**STATED PROBLEM:**
Keep only those lines of the records that include the string "JSON".

**Items from a figure collection:**
====
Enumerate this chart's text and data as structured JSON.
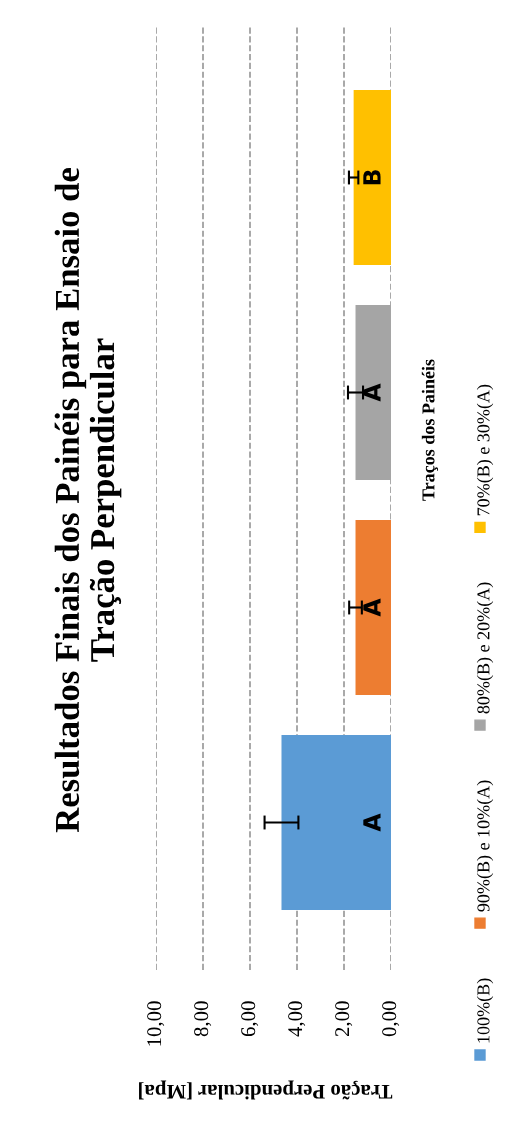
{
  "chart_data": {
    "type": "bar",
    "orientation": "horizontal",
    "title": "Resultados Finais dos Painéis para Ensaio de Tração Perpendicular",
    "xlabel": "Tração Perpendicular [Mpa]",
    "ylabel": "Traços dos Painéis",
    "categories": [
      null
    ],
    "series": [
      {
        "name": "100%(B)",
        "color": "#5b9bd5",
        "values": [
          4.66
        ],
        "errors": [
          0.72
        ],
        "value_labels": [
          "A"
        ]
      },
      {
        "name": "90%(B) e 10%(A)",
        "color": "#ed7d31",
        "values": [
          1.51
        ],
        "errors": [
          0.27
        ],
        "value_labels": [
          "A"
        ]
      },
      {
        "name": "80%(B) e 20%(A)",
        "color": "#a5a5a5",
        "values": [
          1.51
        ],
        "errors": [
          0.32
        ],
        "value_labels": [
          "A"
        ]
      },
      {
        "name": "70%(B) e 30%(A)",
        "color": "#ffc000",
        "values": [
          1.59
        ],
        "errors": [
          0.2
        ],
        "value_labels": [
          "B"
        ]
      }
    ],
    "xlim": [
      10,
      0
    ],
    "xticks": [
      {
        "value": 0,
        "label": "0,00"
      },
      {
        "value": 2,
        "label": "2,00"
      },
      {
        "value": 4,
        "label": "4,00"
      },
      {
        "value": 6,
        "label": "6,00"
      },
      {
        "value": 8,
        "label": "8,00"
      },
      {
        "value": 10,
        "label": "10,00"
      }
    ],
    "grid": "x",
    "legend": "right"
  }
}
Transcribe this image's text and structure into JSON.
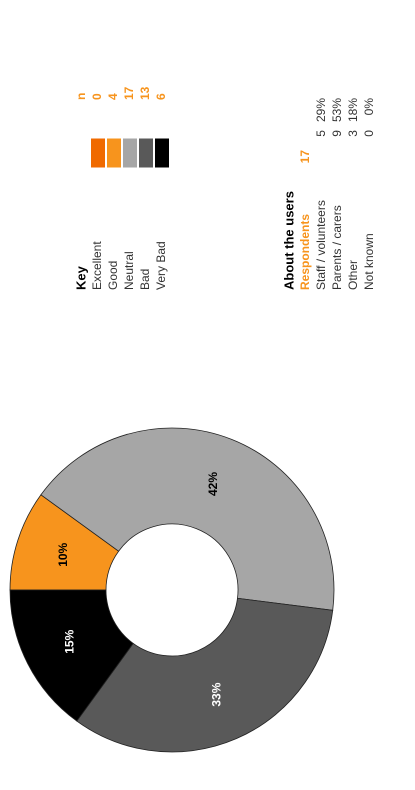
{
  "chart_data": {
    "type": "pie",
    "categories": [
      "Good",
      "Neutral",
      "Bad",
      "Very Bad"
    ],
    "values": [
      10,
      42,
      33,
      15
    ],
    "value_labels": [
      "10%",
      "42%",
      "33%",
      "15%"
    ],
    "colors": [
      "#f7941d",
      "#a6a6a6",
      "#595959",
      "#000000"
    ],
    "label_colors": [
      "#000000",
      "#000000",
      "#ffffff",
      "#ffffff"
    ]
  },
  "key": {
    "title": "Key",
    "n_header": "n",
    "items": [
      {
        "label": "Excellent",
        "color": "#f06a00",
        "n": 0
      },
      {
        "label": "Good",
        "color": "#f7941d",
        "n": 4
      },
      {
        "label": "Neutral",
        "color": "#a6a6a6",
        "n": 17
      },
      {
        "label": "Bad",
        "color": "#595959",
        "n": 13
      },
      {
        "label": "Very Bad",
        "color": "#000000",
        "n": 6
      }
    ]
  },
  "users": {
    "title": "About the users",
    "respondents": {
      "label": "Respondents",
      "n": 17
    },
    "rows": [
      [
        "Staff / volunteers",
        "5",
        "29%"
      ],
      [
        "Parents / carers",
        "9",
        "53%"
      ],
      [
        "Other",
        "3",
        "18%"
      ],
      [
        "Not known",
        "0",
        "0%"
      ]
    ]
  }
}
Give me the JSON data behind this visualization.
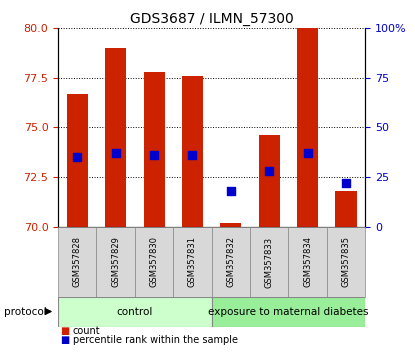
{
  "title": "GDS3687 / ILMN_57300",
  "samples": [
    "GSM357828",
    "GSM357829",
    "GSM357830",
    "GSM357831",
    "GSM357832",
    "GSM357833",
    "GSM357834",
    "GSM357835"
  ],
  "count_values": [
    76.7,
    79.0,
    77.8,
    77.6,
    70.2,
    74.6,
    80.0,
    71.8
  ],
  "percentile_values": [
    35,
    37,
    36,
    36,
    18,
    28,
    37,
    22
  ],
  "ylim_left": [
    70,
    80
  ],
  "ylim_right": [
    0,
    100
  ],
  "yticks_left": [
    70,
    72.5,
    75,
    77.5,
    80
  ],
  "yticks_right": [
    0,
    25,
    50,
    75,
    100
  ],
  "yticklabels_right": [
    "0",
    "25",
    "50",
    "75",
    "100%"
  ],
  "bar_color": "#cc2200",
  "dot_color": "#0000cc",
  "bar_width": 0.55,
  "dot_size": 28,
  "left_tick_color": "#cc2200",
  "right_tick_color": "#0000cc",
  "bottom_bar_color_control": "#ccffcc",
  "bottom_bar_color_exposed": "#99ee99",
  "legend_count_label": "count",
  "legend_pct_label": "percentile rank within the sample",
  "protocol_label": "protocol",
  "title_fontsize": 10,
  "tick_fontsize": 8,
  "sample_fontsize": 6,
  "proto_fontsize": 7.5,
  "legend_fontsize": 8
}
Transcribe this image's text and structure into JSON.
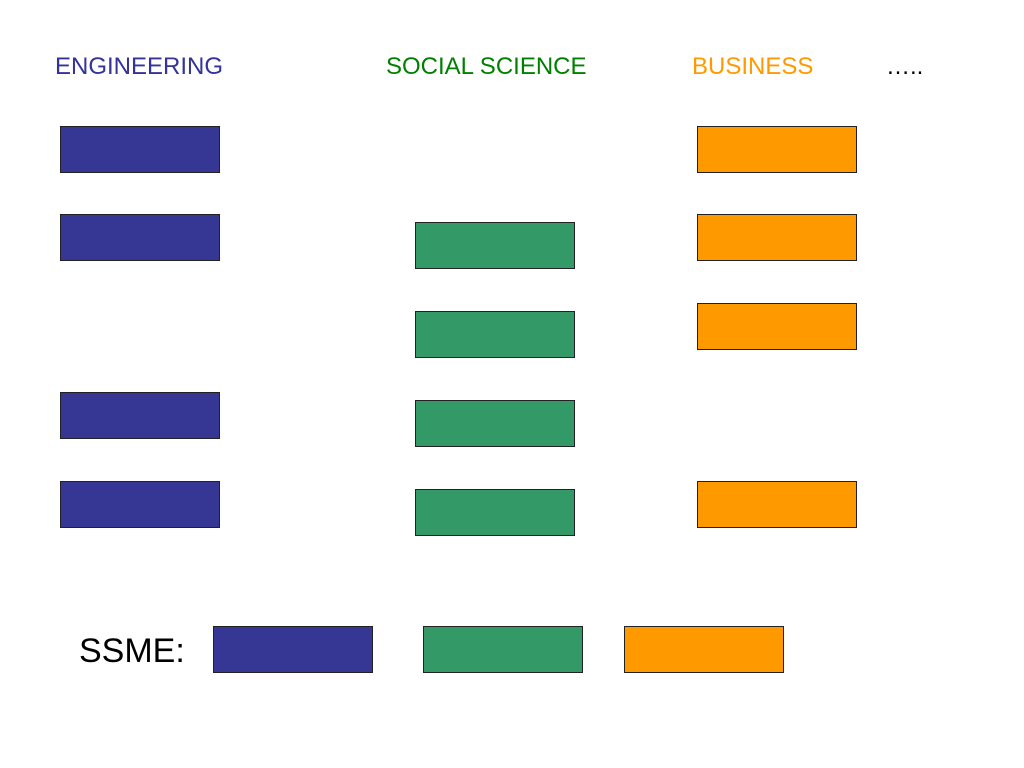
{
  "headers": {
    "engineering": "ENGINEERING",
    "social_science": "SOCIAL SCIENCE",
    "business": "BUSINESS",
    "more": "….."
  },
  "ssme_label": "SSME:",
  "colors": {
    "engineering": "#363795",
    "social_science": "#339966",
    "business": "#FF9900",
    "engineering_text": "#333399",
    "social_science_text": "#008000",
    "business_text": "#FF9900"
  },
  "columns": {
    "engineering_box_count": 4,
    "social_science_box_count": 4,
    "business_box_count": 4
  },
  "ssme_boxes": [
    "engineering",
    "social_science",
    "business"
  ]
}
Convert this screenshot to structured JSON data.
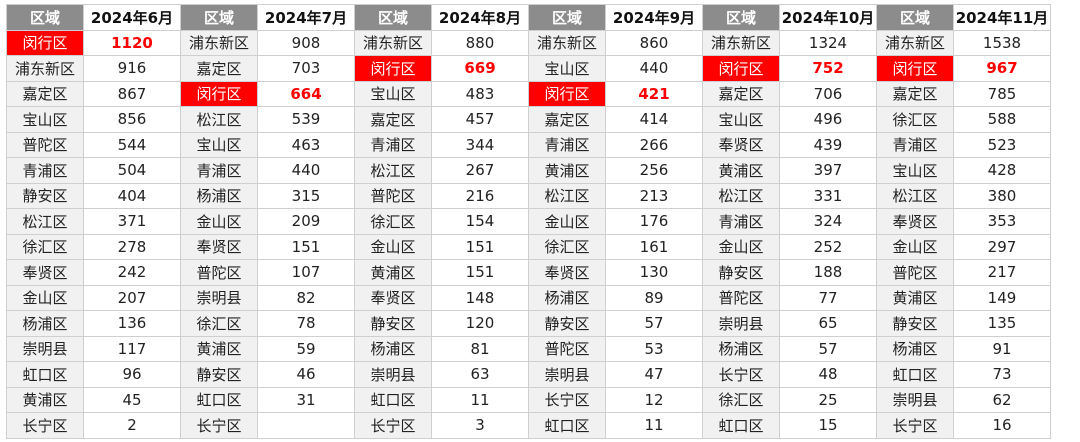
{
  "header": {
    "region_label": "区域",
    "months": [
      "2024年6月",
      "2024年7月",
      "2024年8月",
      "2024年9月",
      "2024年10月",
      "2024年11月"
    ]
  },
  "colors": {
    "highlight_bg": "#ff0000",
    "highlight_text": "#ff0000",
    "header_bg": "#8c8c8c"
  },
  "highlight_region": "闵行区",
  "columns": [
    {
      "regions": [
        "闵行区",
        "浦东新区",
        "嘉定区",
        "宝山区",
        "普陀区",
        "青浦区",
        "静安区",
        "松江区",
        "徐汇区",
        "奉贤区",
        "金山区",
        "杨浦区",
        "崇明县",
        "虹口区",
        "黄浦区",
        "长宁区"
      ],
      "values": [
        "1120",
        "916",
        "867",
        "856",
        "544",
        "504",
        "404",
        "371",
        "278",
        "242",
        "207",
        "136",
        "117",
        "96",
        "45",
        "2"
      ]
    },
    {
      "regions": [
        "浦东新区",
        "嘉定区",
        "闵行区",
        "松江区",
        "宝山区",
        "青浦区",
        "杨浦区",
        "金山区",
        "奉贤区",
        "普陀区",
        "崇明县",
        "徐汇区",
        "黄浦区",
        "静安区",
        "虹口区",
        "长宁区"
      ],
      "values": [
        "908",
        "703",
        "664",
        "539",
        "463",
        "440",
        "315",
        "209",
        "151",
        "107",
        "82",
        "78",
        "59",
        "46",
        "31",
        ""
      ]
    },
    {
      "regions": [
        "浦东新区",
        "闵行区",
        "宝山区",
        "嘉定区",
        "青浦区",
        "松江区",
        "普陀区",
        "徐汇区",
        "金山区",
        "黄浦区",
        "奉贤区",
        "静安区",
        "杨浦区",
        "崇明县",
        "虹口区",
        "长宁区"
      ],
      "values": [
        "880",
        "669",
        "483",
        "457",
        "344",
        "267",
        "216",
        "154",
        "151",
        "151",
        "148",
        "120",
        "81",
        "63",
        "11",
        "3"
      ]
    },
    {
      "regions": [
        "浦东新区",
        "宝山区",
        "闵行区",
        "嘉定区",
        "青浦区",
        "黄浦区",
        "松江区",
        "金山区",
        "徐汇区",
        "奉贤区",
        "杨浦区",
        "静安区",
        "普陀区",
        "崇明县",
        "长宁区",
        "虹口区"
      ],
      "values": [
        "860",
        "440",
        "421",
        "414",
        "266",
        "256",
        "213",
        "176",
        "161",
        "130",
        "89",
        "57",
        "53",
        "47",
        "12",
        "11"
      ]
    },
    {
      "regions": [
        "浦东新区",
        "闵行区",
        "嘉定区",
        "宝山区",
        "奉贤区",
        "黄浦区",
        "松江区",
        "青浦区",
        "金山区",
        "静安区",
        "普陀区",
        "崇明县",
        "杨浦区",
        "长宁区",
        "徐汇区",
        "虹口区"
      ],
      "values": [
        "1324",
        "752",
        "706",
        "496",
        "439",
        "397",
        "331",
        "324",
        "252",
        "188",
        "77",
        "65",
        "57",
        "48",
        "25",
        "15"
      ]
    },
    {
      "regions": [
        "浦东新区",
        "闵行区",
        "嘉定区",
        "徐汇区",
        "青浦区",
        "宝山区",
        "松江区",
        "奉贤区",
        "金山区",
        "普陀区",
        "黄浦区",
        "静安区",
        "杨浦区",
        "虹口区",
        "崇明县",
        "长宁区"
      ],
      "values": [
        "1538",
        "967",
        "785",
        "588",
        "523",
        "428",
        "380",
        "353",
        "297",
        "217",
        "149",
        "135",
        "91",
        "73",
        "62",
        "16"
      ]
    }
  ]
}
====
**ANSWER FOR THE TASK:**
Enumerate this chart's text and data as structured JSON.
Transcribe this image's text and structure into JSON.
Give me the JSON data behind this visualization.
Transcribe this image's text and structure into JSON.
Convert this screenshot to structured JSON data.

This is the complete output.